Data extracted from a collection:
· · · ·
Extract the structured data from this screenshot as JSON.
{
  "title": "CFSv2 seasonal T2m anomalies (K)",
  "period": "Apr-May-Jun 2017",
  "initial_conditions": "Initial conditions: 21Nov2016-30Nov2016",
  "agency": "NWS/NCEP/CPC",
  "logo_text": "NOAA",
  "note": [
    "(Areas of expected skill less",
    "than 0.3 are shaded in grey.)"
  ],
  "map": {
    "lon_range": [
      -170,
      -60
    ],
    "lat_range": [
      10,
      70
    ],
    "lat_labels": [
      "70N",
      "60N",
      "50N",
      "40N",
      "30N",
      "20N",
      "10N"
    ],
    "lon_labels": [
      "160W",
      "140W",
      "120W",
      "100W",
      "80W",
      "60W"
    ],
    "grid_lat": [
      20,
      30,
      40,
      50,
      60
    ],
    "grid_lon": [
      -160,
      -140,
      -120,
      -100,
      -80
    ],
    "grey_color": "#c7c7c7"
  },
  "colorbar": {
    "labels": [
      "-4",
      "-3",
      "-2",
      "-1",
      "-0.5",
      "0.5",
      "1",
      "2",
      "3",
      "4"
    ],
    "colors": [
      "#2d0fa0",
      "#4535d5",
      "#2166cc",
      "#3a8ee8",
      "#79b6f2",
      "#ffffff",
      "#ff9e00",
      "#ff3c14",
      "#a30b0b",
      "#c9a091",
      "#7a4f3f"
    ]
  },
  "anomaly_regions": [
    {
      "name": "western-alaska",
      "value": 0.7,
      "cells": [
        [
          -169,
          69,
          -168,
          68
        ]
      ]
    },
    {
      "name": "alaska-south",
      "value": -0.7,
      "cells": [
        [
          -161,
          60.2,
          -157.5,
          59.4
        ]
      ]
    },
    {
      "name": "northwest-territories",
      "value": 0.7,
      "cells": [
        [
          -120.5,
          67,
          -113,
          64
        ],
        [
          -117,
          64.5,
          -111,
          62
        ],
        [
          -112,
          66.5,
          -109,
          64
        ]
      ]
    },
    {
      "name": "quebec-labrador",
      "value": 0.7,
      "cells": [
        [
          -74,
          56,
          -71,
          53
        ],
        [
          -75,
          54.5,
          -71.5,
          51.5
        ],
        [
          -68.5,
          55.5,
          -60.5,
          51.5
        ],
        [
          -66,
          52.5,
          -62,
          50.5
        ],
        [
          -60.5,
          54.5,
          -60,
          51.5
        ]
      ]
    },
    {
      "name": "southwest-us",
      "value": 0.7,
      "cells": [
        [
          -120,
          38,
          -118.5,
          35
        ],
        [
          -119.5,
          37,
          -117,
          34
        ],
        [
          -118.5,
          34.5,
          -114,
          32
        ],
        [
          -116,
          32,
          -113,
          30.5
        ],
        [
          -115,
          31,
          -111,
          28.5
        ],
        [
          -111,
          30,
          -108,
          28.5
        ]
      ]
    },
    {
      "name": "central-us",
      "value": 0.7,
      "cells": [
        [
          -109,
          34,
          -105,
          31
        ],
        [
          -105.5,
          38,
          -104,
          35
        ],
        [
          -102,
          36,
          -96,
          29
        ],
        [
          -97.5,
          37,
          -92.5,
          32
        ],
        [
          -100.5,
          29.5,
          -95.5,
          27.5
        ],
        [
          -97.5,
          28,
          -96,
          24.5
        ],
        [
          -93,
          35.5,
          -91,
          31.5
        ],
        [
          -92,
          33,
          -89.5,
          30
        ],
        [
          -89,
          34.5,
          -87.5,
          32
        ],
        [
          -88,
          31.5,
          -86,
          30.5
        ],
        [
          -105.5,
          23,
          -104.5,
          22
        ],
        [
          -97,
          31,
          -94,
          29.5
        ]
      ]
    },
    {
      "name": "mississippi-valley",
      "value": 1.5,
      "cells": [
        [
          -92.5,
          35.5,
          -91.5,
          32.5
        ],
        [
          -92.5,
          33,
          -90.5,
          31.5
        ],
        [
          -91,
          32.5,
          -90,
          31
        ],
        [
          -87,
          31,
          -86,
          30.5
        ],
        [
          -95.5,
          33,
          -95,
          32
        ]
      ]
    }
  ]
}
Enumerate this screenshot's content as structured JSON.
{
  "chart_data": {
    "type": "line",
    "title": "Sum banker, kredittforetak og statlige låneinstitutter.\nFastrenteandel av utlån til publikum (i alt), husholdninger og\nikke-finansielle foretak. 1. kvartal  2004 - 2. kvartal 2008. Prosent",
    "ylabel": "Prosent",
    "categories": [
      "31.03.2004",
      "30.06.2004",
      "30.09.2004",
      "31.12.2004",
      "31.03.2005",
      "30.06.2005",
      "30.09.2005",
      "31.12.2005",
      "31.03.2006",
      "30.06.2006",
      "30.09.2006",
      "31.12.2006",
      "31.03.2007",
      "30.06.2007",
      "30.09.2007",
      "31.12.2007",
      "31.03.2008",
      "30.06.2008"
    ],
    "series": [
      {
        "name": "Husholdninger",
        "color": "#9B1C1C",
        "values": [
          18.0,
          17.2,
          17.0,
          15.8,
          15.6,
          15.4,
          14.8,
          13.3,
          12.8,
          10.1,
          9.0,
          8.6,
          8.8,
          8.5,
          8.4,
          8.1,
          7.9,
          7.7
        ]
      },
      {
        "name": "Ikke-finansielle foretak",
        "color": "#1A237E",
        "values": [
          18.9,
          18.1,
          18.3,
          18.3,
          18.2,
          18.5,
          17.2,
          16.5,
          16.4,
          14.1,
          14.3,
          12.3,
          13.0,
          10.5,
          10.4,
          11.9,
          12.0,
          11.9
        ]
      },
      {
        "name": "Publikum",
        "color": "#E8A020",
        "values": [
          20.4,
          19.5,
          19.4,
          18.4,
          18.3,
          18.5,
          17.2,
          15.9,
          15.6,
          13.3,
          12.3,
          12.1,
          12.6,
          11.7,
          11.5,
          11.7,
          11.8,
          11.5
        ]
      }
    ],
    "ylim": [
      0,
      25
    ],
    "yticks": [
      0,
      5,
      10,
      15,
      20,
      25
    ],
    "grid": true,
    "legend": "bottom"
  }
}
· · · ·
PROBLEM DETAILS:
List every line in the records above that contains the word "this".

COMPLETE OUTPUT:
Extract the structured data from this screenshot as JSON.
Enumerate this screenshot's content as structured JSON.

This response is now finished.